* _Stated problem_
Extract the entries in their exact form.

Data extracted from a collection
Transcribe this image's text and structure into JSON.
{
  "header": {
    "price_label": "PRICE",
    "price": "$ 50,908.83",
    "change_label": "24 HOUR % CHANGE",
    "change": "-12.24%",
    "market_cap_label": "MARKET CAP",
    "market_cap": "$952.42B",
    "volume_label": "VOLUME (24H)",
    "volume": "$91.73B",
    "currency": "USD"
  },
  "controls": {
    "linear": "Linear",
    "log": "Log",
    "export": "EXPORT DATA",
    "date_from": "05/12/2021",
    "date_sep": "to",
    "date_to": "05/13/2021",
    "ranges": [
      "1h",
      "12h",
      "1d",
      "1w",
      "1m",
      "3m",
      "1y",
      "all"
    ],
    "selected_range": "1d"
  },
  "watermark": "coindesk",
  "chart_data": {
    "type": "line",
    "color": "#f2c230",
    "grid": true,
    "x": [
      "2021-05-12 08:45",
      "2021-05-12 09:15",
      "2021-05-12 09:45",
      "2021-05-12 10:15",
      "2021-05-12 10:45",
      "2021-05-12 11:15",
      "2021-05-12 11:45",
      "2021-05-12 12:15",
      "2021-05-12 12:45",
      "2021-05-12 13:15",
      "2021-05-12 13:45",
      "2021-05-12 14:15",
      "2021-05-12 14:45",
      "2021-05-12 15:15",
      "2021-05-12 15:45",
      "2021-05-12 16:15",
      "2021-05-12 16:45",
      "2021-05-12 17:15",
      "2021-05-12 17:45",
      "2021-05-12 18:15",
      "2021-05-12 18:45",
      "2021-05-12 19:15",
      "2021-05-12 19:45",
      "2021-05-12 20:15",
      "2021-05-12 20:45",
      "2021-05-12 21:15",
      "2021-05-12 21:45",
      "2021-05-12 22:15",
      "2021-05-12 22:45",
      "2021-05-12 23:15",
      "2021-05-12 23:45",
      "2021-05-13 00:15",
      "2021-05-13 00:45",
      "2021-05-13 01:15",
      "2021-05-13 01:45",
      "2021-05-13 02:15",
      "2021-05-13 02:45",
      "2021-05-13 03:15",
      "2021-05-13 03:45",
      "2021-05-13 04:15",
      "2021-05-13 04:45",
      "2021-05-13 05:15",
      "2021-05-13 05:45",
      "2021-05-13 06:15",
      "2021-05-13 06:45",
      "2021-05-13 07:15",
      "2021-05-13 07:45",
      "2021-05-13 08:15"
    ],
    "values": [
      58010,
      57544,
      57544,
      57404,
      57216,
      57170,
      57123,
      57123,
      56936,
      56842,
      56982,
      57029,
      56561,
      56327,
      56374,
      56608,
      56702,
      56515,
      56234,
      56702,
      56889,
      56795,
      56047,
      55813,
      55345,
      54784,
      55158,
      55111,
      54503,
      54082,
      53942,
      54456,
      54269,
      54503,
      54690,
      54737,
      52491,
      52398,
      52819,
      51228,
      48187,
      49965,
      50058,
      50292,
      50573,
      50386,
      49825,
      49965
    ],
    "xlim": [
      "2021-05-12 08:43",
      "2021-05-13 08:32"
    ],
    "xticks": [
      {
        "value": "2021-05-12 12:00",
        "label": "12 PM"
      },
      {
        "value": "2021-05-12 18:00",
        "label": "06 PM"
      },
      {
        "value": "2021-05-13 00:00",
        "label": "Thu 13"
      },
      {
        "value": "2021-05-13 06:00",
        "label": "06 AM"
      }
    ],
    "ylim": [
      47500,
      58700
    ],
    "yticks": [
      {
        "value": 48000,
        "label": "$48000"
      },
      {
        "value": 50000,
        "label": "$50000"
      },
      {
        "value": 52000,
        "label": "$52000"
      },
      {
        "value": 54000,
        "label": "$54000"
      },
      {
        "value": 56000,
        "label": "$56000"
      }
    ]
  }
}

* _Expected answer_
Transcribe this image's text and structure into JSON.
{
  "header": {
    "price_label": "PRICE",
    "price": "$ 50,908.83",
    "change_label": "24 HOUR % CHANGE",
    "change": "-12.24%",
    "market_cap_label": "MARKET CAP",
    "market_cap": "$952.42B",
    "volume_label": "VOLUME (24H)",
    "volume": "$91.73B",
    "currency": "USD"
  },
  "controls": {
    "linear": "Linear",
    "log": "Log",
    "export": "EXPORT DATA",
    "date_from": "05/12/2021",
    "date_sep": "to",
    "date_to": "05/13/2021",
    "ranges": [
      "1h",
      "12h",
      "1d",
      "1w",
      "1m",
      "3m",
      "1y",
      "all"
    ],
    "selected_range": "1d"
  },
  "watermark": "coindesk",
  "chart_data": {
    "type": "line",
    "color": "#f2c230",
    "grid": true,
    "x": [
      "2021-05-12 08:45",
      "2021-05-12 09:15",
      "2021-05-12 09:45",
      "2021-05-12 10:15",
      "2021-05-12 10:45",
      "2021-05-12 11:15",
      "2021-05-12 11:45",
      "2021-05-12 12:15",
      "2021-05-12 12:45",
      "2021-05-12 13:15",
      "2021-05-12 13:45",
      "2021-05-12 14:15",
      "2021-05-12 14:45",
      "2021-05-12 15:15",
      "2021-05-12 15:45",
      "2021-05-12 16:15",
      "2021-05-12 16:45",
      "2021-05-12 17:15",
      "2021-05-12 17:45",
      "2021-05-12 18:15",
      "2021-05-12 18:45",
      "2021-05-12 19:15",
      "2021-05-12 19:45",
      "2021-05-12 20:15",
      "2021-05-12 20:45",
      "2021-05-12 21:15",
      "2021-05-12 21:45",
      "2021-05-12 22:15",
      "2021-05-12 22:45",
      "2021-05-12 23:15",
      "2021-05-12 23:45",
      "2021-05-13 00:15",
      "2021-05-13 00:45",
      "2021-05-13 01:15",
      "2021-05-13 01:45",
      "2021-05-13 02:15",
      "2021-05-13 02:45",
      "2021-05-13 03:15",
      "2021-05-13 03:45",
      "2021-05-13 04:15",
      "2021-05-13 04:45",
      "2021-05-13 05:15",
      "2021-05-13 05:45",
      "2021-05-13 06:15",
      "2021-05-13 06:45",
      "2021-05-13 07:15",
      "2021-05-13 07:45",
      "2021-05-13 08:15"
    ],
    "values": [
      58010,
      57544,
      57544,
      57404,
      57216,
      57170,
      57123,
      57123,
      56936,
      56842,
      56982,
      57029,
      56561,
      56327,
      56374,
      56608,
      56702,
      56515,
      56234,
      56702,
      56889,
      56795,
      56047,
      55813,
      55345,
      54784,
      55158,
      55111,
      54503,
      54082,
      53942,
      54456,
      54269,
      54503,
      54690,
      54737,
      52491,
      52398,
      52819,
      51228,
      48187,
      49965,
      50058,
      50292,
      50573,
      50386,
      49825,
      49965
    ],
    "xlim": [
      "2021-05-12 08:43",
      "2021-05-13 08:32"
    ],
    "xticks": [
      {
        "value": "2021-05-12 12:00",
        "label": "12 PM"
      },
      {
        "value": "2021-05-12 18:00",
        "label": "06 PM"
      },
      {
        "value": "2021-05-13 00:00",
        "label": "Thu 13"
      },
      {
        "value": "2021-05-13 06:00",
        "label": "06 AM"
      }
    ],
    "ylim": [
      47500,
      58700
    ],
    "yticks": [
      {
        "value": 48000,
        "label": "$48000"
      },
      {
        "value": 50000,
        "label": "$50000"
      },
      {
        "value": 52000,
        "label": "$52000"
      },
      {
        "value": 54000,
        "label": "$54000"
      },
      {
        "value": 56000,
        "label": "$56000"
      }
    ]
  }
}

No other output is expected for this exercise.